• EXERCISE DIRECTIONS
Return the records word for word. Any pictures in them are not part of the copy.

• INFORMATION SUPPLIED
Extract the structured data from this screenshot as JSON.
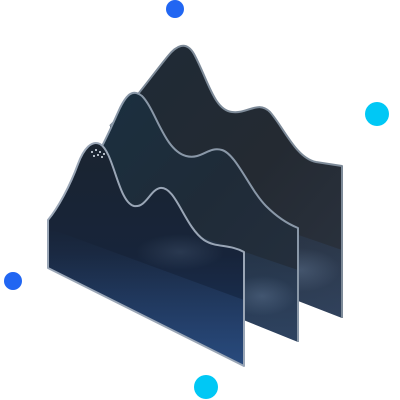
{
  "illustration": {
    "subject": "stacked-3d-area-layers",
    "colors": {
      "background": "#ffffff",
      "dot_blue": "#2166f2",
      "dot_cyan": "#00c8f5",
      "layer_dark": "#141a24",
      "layer_mid": "#1c2a3a",
      "layer_blue": "#1b3763",
      "layer_glow": "#3f6aa8",
      "outline": "#8a98a8"
    },
    "decorations": [
      {
        "name": "top-dot",
        "color": "dot_blue"
      },
      {
        "name": "right-dot",
        "color": "dot_cyan"
      },
      {
        "name": "left-dot",
        "color": "dot_blue"
      },
      {
        "name": "bottom-dot",
        "color": "dot_cyan"
      }
    ],
    "layers": [
      {
        "name": "back-layer"
      },
      {
        "name": "middle-layer"
      },
      {
        "name": "front-layer"
      }
    ]
  }
}
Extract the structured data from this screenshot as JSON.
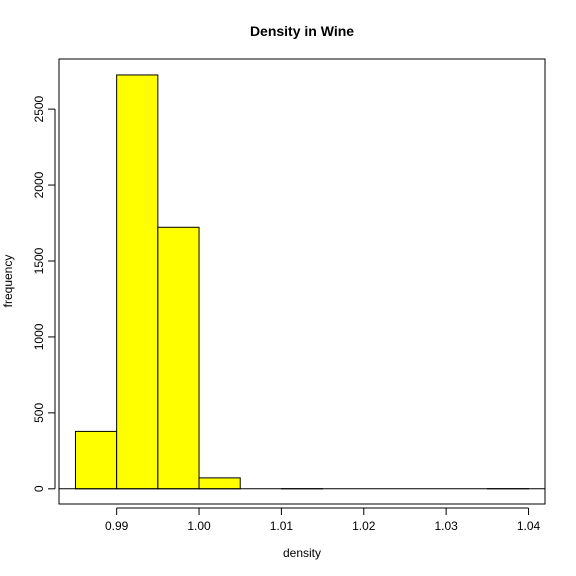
{
  "chart_data": {
    "type": "bar",
    "title": "Density in Wine",
    "xlabel": "density",
    "ylabel": "frequency",
    "bin_edges": [
      0.985,
      0.99,
      0.995,
      1.0,
      1.005,
      1.01,
      1.015,
      1.02,
      1.025,
      1.03,
      1.035,
      1.04
    ],
    "values": [
      378,
      2725,
      1722,
      72,
      0,
      1,
      0,
      0,
      0,
      0,
      1
    ],
    "x_ticks": [
      0.99,
      1.0,
      1.01,
      1.02,
      1.03,
      1.04
    ],
    "x_tick_labels": [
      "0.99",
      "1.00",
      "1.01",
      "1.02",
      "1.03",
      "1.04"
    ],
    "y_ticks": [
      0,
      500,
      1000,
      1500,
      2000,
      2500
    ],
    "y_tick_labels": [
      "0",
      "500",
      "1000",
      "1500",
      "2000",
      "2500"
    ],
    "xlim": [
      0.983,
      1.042
    ],
    "ylim": [
      -100,
      2830
    ],
    "bar_color": "#ffff00",
    "grid": false
  }
}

• WORKED ANSWER
Extract the structured data from this screenshot as JSON.
{
  "illustration": {
    "subject": "stacked-3d-area-layers",
    "colors": {
      "background": "#ffffff",
      "dot_blue": "#2166f2",
      "dot_cyan": "#00c8f5",
      "layer_dark": "#141a24",
      "layer_mid": "#1c2a3a",
      "layer_blue": "#1b3763",
      "layer_glow": "#3f6aa8",
      "outline": "#8a98a8"
    },
    "decorations": [
      {
        "name": "top-dot",
        "color": "dot_blue"
      },
      {
        "name": "right-dot",
        "color": "dot_cyan"
      },
      {
        "name": "left-dot",
        "color": "dot_blue"
      },
      {
        "name": "bottom-dot",
        "color": "dot_cyan"
      }
    ],
    "layers": [
      {
        "name": "back-layer"
      },
      {
        "name": "middle-layer"
      },
      {
        "name": "front-layer"
      }
    ]
  }
}
Extract the structured data from this screenshot as JSON.
{
  "chart_data": {
    "type": "bar",
    "title": "Density in Wine",
    "xlabel": "density",
    "ylabel": "frequency",
    "bin_edges": [
      0.985,
      0.99,
      0.995,
      1.0,
      1.005,
      1.01,
      1.015,
      1.02,
      1.025,
      1.03,
      1.035,
      1.04
    ],
    "values": [
      378,
      2725,
      1722,
      72,
      0,
      1,
      0,
      0,
      0,
      0,
      1
    ],
    "x_ticks": [
      0.99,
      1.0,
      1.01,
      1.02,
      1.03,
      1.04
    ],
    "x_tick_labels": [
      "0.99",
      "1.00",
      "1.01",
      "1.02",
      "1.03",
      "1.04"
    ],
    "y_ticks": [
      0,
      500,
      1000,
      1500,
      2000,
      2500
    ],
    "y_tick_labels": [
      "0",
      "500",
      "1000",
      "1500",
      "2000",
      "2500"
    ],
    "xlim": [
      0.983,
      1.042
    ],
    "ylim": [
      -100,
      2830
    ],
    "bar_color": "#ffff00",
    "grid": false
  }
}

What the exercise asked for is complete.